### BRIEF
Write out each line beneath this one exactly as it reads.

═════ ITEMS

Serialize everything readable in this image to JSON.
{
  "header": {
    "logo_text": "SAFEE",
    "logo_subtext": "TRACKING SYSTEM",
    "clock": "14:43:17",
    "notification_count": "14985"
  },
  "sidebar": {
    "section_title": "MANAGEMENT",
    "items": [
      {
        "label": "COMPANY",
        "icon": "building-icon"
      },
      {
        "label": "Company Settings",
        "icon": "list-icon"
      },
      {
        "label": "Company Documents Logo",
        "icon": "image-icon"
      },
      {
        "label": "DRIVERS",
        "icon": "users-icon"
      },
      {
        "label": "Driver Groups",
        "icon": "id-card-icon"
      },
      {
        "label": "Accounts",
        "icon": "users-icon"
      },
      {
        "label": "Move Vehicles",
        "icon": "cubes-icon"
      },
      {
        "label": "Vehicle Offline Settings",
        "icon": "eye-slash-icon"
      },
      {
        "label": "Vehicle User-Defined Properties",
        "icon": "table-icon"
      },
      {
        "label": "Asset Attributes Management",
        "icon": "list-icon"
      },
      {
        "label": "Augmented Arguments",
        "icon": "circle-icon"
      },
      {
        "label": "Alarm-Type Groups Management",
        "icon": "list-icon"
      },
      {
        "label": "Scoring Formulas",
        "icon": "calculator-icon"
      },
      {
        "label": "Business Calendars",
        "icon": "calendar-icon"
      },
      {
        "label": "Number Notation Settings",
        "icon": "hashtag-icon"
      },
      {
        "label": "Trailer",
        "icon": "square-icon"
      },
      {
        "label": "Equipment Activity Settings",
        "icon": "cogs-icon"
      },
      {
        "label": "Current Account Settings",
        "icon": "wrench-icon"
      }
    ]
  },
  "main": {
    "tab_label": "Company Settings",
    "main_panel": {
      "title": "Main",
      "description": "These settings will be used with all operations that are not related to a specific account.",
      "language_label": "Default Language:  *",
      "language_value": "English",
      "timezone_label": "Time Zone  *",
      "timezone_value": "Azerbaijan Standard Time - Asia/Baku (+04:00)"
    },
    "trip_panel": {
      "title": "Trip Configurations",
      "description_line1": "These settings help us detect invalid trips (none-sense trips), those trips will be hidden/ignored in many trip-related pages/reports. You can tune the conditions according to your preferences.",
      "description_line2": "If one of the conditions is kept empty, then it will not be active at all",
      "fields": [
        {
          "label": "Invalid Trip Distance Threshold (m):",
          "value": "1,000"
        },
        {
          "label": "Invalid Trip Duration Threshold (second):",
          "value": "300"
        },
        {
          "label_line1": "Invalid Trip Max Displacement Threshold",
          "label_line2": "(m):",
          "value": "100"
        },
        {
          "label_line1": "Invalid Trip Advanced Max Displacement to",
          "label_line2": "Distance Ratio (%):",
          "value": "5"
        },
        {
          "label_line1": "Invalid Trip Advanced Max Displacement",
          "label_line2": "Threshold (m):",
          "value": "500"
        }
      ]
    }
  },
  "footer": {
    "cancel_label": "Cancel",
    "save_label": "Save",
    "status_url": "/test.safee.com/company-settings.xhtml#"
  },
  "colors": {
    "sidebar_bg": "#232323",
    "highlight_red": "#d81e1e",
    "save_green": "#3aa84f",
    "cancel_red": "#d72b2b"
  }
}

══════════

### COMPLETED TASK
Serialize everything readable in this image to JSON.
{
  "header": {
    "logo_text": "SAFEE",
    "logo_subtext": "TRACKING SYSTEM",
    "clock": "14:43:17",
    "notification_count": "14985"
  },
  "sidebar": {
    "section_title": "MANAGEMENT",
    "items": [
      {
        "label": "COMPANY",
        "icon": "building-icon"
      },
      {
        "label": "Company Settings",
        "icon": "list-icon"
      },
      {
        "label": "Company Documents Logo",
        "icon": "image-icon"
      },
      {
        "label": "DRIVERS",
        "icon": "users-icon"
      },
      {
        "label": "Driver Groups",
        "icon": "id-card-icon"
      },
      {
        "label": "Accounts",
        "icon": "users-icon"
      },
      {
        "label": "Move Vehicles",
        "icon": "cubes-icon"
      },
      {
        "label": "Vehicle Offline Settings",
        "icon": "eye-slash-icon"
      },
      {
        "label": "Vehicle User-Defined Properties",
        "icon": "table-icon"
      },
      {
        "label": "Asset Attributes Management",
        "icon": "list-icon"
      },
      {
        "label": "Augmented Arguments",
        "icon": "circle-icon"
      },
      {
        "label": "Alarm-Type Groups Management",
        "icon": "list-icon"
      },
      {
        "label": "Scoring Formulas",
        "icon": "calculator-icon"
      },
      {
        "label": "Business Calendars",
        "icon": "calendar-icon"
      },
      {
        "label": "Number Notation Settings",
        "icon": "hashtag-icon"
      },
      {
        "label": "Trailer",
        "icon": "square-icon"
      },
      {
        "label": "Equipment Activity Settings",
        "icon": "cogs-icon"
      },
      {
        "label": "Current Account Settings",
        "icon": "wrench-icon"
      }
    ]
  },
  "main": {
    "tab_label": "Company Settings",
    "main_panel": {
      "title": "Main",
      "description": "These settings will be used with all operations that are not related to a specific account.",
      "language_label": "Default Language:  *",
      "language_value": "English",
      "timezone_label": "Time Zone  *",
      "timezone_value": "Azerbaijan Standard Time - Asia/Baku (+04:00)"
    },
    "trip_panel": {
      "title": "Trip Configurations",
      "description_line1": "These settings help us detect invalid trips (none-sense trips), those trips will be hidden/ignored in many trip-related pages/reports. You can tune the conditions according to your preferences.",
      "description_line2": "If one of the conditions is kept empty, then it will not be active at all",
      "fields": [
        {
          "label": "Invalid Trip Distance Threshold (m):",
          "value": "1,000"
        },
        {
          "label": "Invalid Trip Duration Threshold (second):",
          "value": "300"
        },
        {
          "label_line1": "Invalid Trip Max Displacement Threshold",
          "label_line2": "(m):",
          "value": "100"
        },
        {
          "label_line1": "Invalid Trip Advanced Max Displacement to",
          "label_line2": "Distance Ratio (%):",
          "value": "5"
        },
        {
          "label_line1": "Invalid Trip Advanced Max Displacement",
          "label_line2": "Threshold (m):",
          "value": "500"
        }
      ]
    }
  },
  "footer": {
    "cancel_label": "Cancel",
    "save_label": "Save",
    "status_url": "/test.safee.com/company-settings.xhtml#"
  },
  "colors": {
    "sidebar_bg": "#232323",
    "highlight_red": "#d81e1e",
    "save_green": "#3aa84f",
    "cancel_red": "#d72b2b"
  }
}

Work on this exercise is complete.